TASK DATA

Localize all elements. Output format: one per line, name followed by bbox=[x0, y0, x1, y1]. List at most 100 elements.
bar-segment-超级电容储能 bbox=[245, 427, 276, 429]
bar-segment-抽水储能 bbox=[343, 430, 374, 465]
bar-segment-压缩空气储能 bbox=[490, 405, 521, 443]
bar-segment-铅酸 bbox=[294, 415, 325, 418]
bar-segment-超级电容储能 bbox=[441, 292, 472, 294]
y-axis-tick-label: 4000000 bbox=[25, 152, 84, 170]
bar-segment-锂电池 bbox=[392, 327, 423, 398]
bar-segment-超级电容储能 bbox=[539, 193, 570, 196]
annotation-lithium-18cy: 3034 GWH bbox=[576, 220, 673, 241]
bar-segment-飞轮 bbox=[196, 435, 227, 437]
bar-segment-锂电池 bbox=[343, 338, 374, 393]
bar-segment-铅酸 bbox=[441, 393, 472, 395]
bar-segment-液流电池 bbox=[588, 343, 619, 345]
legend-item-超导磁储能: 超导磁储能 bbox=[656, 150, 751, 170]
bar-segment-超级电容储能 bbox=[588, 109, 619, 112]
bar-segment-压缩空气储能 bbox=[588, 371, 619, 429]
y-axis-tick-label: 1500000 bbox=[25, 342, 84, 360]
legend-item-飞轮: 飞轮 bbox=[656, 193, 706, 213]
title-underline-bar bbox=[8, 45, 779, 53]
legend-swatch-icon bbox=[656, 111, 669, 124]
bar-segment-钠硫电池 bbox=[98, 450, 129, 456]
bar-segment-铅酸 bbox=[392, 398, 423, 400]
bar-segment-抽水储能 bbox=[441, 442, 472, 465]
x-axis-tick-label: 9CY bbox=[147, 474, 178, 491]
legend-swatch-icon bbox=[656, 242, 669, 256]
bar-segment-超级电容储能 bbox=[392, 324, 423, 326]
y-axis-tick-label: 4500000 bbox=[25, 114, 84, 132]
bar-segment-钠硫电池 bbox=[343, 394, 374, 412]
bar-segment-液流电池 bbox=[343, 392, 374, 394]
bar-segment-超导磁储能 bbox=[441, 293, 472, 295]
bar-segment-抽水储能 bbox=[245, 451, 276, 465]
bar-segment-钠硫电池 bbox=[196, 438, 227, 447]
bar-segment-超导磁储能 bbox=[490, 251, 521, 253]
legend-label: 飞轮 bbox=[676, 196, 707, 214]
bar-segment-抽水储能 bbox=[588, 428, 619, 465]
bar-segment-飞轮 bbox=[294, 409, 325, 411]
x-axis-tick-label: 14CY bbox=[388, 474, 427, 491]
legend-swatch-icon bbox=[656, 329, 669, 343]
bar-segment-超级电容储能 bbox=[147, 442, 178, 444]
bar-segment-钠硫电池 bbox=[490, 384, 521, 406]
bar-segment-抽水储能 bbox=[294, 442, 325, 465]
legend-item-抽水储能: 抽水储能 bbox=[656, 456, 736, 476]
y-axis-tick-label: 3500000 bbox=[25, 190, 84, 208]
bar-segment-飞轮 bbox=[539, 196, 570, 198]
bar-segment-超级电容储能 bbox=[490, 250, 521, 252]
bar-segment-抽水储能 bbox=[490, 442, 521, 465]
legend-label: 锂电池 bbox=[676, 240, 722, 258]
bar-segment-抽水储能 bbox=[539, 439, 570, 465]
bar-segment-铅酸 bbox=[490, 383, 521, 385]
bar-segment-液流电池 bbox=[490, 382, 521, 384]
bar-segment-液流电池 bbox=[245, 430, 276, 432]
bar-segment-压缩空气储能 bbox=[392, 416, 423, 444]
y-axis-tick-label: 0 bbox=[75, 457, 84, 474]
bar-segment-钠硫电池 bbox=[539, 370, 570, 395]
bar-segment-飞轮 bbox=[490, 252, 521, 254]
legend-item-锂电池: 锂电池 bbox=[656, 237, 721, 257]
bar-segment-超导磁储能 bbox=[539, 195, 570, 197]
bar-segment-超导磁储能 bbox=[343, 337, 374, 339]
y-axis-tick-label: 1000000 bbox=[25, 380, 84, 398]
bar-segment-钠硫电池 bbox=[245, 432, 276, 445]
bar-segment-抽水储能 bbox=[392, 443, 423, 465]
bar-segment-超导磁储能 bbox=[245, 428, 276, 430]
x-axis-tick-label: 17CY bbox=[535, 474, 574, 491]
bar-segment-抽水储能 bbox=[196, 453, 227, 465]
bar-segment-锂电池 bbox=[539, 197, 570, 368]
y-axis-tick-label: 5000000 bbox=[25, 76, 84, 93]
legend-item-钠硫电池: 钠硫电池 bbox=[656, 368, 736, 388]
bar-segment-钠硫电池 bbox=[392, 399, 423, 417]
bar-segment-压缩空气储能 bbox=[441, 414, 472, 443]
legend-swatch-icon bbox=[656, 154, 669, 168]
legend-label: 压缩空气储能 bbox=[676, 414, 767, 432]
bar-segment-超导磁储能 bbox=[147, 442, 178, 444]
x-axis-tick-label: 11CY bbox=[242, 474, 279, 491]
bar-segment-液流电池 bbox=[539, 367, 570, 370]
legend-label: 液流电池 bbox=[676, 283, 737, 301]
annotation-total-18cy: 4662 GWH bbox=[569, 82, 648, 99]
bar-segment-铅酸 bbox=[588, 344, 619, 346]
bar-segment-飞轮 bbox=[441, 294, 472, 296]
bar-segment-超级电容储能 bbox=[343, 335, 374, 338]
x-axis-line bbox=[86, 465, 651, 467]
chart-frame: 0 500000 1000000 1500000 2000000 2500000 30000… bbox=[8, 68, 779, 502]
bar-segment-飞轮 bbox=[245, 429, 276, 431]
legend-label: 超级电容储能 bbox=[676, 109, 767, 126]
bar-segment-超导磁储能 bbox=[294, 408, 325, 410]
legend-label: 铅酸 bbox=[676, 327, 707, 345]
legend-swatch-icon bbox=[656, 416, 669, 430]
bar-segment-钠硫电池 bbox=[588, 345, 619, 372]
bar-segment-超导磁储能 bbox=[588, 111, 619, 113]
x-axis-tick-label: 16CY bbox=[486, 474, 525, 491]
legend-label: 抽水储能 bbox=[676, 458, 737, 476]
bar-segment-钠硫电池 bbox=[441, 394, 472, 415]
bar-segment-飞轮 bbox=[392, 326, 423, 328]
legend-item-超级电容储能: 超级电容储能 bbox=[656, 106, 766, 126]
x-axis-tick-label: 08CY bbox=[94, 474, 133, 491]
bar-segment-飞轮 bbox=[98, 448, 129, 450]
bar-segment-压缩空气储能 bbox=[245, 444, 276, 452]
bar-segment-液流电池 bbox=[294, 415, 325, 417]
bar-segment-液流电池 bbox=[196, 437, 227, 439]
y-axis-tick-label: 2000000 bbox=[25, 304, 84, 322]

EXERCISE TASK
Reproduce all of the data above line for line, without any changes.

EXERCISE RESPONSE
Localize all elements. Output format: one per line, name followed by bbox=[x0, y0, x1, y1]. List at most 100 elements.
bar-segment-超级电容储能 bbox=[245, 427, 276, 429]
bar-segment-抽水储能 bbox=[343, 430, 374, 465]
bar-segment-压缩空气储能 bbox=[490, 405, 521, 443]
bar-segment-铅酸 bbox=[294, 415, 325, 418]
bar-segment-超级电容储能 bbox=[441, 292, 472, 294]
y-axis-tick-label: 4000000 bbox=[25, 152, 84, 170]
bar-segment-锂电池 bbox=[392, 327, 423, 398]
bar-segment-超级电容储能 bbox=[539, 193, 570, 196]
annotation-lithium-18cy: 3034 GWH bbox=[576, 220, 673, 241]
bar-segment-飞轮 bbox=[196, 435, 227, 437]
bar-segment-锂电池 bbox=[343, 338, 374, 393]
bar-segment-铅酸 bbox=[441, 393, 472, 395]
bar-segment-液流电池 bbox=[588, 343, 619, 345]
legend-item-超导磁储能: 超导磁储能 bbox=[656, 150, 751, 170]
bar-segment-超级电容储能 bbox=[588, 109, 619, 112]
bar-segment-压缩空气储能 bbox=[588, 371, 619, 429]
y-axis-tick-label: 1500000 bbox=[25, 342, 84, 360]
legend-item-飞轮: 飞轮 bbox=[656, 193, 706, 213]
title-underline-bar bbox=[8, 45, 779, 53]
legend-swatch-icon bbox=[656, 111, 669, 124]
bar-segment-钠硫电池 bbox=[98, 450, 129, 456]
bar-segment-铅酸 bbox=[392, 398, 423, 400]
bar-segment-抽水储能 bbox=[441, 442, 472, 465]
x-axis-tick-label: 9CY bbox=[147, 474, 178, 491]
legend-swatch-icon bbox=[656, 242, 669, 256]
bar-segment-超级电容储能 bbox=[392, 324, 423, 326]
y-axis-tick-label: 4500000 bbox=[25, 114, 84, 132]
bar-segment-钠硫电池 bbox=[343, 394, 374, 412]
bar-segment-液流电池 bbox=[343, 392, 374, 394]
bar-segment-超导磁储能 bbox=[441, 293, 472, 295]
bar-segment-抽水储能 bbox=[245, 451, 276, 465]
bar-segment-钠硫电池 bbox=[196, 438, 227, 447]
bar-segment-超导磁储能 bbox=[490, 251, 521, 253]
legend-label: 飞轮 bbox=[676, 196, 707, 214]
bar-segment-抽水储能 bbox=[588, 428, 619, 465]
bar-segment-飞轮 bbox=[294, 409, 325, 411]
x-axis-tick-label: 14CY bbox=[388, 474, 427, 491]
legend-swatch-icon bbox=[656, 329, 669, 343]
bar-segment-超级电容储能 bbox=[147, 442, 178, 444]
bar-segment-钠硫电池 bbox=[490, 384, 521, 406]
bar-segment-抽水储能 bbox=[294, 442, 325, 465]
legend-item-抽水储能: 抽水储能 bbox=[656, 456, 736, 476]
y-axis-tick-label: 3500000 bbox=[25, 190, 84, 208]
bar-segment-飞轮 bbox=[539, 196, 570, 198]
bar-segment-超级电容储能 bbox=[490, 250, 521, 252]
bar-segment-抽水储能 bbox=[490, 442, 521, 465]
legend-label: 锂电池 bbox=[676, 240, 722, 258]
bar-segment-抽水储能 bbox=[539, 439, 570, 465]
bar-segment-铅酸 bbox=[490, 383, 521, 385]
bar-segment-液流电池 bbox=[490, 382, 521, 384]
bar-segment-液流电池 bbox=[245, 430, 276, 432]
bar-segment-压缩空气储能 bbox=[392, 416, 423, 444]
y-axis-tick-label: 0 bbox=[75, 457, 84, 474]
bar-segment-钠硫电池 bbox=[539, 370, 570, 395]
bar-segment-飞轮 bbox=[490, 252, 521, 254]
legend-item-锂电池: 锂电池 bbox=[656, 237, 721, 257]
bar-segment-超导磁储能 bbox=[539, 195, 570, 197]
bar-segment-超导磁储能 bbox=[343, 337, 374, 339]
y-axis-tick-label: 1000000 bbox=[25, 380, 84, 398]
bar-segment-钠硫电池 bbox=[245, 432, 276, 445]
bar-segment-抽水储能 bbox=[392, 443, 423, 465]
bar-segment-超导磁储能 bbox=[245, 428, 276, 430]
x-axis-tick-label: 17CY bbox=[535, 474, 574, 491]
bar-segment-抽水储能 bbox=[196, 453, 227, 465]
bar-segment-锂电池 bbox=[539, 197, 570, 368]
y-axis-tick-label: 5000000 bbox=[25, 76, 84, 93]
legend-item-钠硫电池: 钠硫电池 bbox=[656, 368, 736, 388]
bar-segment-钠硫电池 bbox=[392, 399, 423, 417]
bar-segment-压缩空气储能 bbox=[441, 414, 472, 443]
legend-swatch-icon bbox=[656, 154, 669, 168]
legend-label: 压缩空气储能 bbox=[676, 414, 767, 432]
bar-segment-超导磁储能 bbox=[147, 442, 178, 444]
x-axis-tick-label: 11CY bbox=[242, 474, 279, 491]
bar-segment-液流电池 bbox=[539, 367, 570, 370]
legend-label: 液流电池 bbox=[676, 283, 737, 301]
annotation-total-18cy: 4662 GWH bbox=[569, 82, 648, 99]
bar-segment-铅酸 bbox=[588, 344, 619, 346]
bar-segment-飞轮 bbox=[441, 294, 472, 296]
bar-segment-超级电容储能 bbox=[343, 335, 374, 338]
x-axis-line bbox=[86, 465, 651, 467]
chart-frame: 0 500000 1000000 1500000 2000000 2500000 30000… bbox=[8, 68, 779, 502]
bar-segment-飞轮 bbox=[245, 429, 276, 431]
legend-label: 超级电容储能 bbox=[676, 109, 767, 126]
bar-segment-超导磁储能 bbox=[294, 408, 325, 410]
legend-label: 铅酸 bbox=[676, 327, 707, 345]
legend-swatch-icon bbox=[656, 416, 669, 430]
bar-segment-钠硫电池 bbox=[588, 345, 619, 372]
bar-segment-超导磁储能 bbox=[588, 111, 619, 113]
x-axis-tick-label: 16CY bbox=[486, 474, 525, 491]
legend-label: 抽水储能 bbox=[676, 458, 737, 476]
bar-segment-钠硫电池 bbox=[441, 394, 472, 415]
bar-segment-飞轮 bbox=[392, 326, 423, 328]
legend-item-超级电容储能: 超级电容储能 bbox=[656, 106, 766, 126]
x-axis-tick-label: 08CY bbox=[94, 474, 133, 491]
bar-segment-飞轮 bbox=[98, 448, 129, 450]
bar-segment-压缩空气储能 bbox=[245, 444, 276, 452]
bar-segment-液流电池 bbox=[294, 415, 325, 417]
bar-segment-液流电池 bbox=[196, 437, 227, 439]
y-axis-tick-label: 2000000 bbox=[25, 304, 84, 322]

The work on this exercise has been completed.